Check each line of the records below for the word "North" and copy those where it appears.

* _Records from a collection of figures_
◇ ◇ ◇ ◇ ◇

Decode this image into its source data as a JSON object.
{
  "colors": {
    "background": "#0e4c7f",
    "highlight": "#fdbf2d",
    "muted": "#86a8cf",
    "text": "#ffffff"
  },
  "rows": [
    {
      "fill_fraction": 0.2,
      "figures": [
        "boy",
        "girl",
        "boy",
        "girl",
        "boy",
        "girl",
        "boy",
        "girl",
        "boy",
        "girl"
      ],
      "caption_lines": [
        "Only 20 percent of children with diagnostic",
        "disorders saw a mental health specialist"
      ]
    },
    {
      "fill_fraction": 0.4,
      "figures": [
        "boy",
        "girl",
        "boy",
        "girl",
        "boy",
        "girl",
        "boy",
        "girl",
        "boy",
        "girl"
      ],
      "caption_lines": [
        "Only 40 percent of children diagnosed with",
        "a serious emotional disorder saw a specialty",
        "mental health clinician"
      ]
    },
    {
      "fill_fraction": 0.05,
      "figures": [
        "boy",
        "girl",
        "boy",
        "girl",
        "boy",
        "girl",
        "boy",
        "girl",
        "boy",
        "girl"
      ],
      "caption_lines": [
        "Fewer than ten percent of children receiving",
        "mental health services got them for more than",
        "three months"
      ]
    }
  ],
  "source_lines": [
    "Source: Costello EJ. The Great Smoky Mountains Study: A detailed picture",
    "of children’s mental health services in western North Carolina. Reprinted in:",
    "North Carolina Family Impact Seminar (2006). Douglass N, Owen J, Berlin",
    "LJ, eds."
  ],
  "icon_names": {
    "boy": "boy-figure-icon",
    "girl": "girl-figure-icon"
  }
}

◇ ◇ ◇ ◇ ◇

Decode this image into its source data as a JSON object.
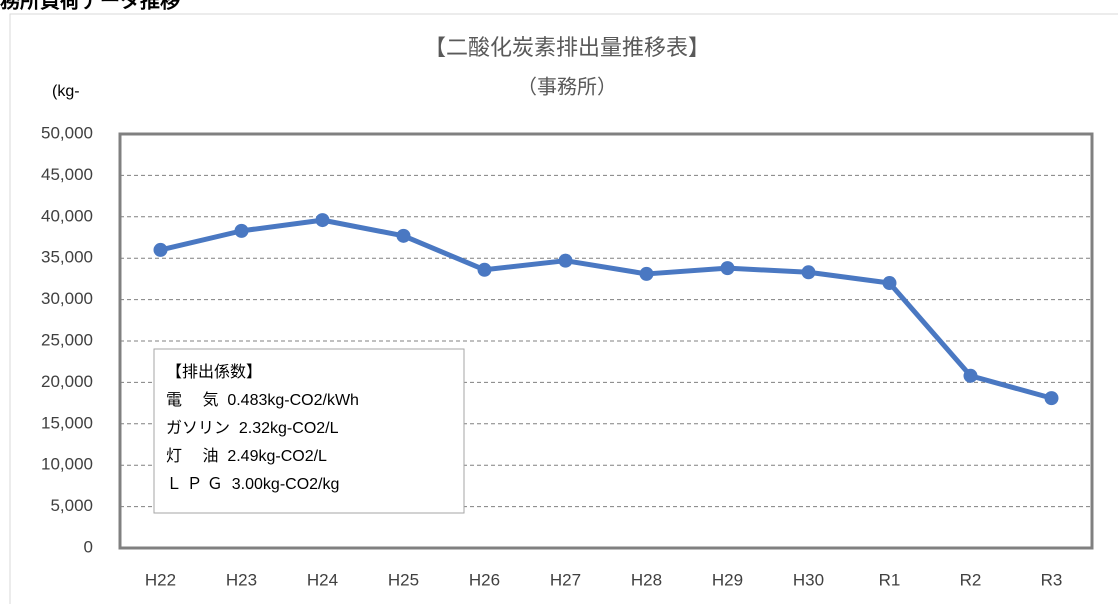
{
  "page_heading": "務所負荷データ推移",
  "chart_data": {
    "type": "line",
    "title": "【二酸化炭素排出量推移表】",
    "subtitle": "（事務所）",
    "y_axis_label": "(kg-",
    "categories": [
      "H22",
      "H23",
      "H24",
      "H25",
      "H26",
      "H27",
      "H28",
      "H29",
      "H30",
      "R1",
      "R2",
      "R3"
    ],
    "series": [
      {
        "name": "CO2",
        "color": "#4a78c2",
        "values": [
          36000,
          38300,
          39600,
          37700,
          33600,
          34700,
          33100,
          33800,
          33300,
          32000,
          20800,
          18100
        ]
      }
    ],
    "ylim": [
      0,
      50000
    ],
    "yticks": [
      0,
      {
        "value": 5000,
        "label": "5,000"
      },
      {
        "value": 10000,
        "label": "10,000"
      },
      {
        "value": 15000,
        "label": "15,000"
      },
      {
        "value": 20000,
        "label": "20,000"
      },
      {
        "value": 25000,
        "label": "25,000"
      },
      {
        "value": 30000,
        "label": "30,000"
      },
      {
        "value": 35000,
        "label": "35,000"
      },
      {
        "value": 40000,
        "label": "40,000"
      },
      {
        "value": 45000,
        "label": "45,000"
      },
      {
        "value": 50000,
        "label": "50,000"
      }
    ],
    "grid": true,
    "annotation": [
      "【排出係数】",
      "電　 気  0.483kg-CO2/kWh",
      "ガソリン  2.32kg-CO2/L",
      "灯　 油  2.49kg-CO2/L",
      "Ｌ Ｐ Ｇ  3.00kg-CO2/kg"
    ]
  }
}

◇ ◇ ◇ ◇ ◇

* _Answer to this exercise_
    "of children’s mental health services in western North Carolina. Reprinted in:",
    "North Carolina Family Impact Seminar (2006). Douglass N, Owen J, Berlin",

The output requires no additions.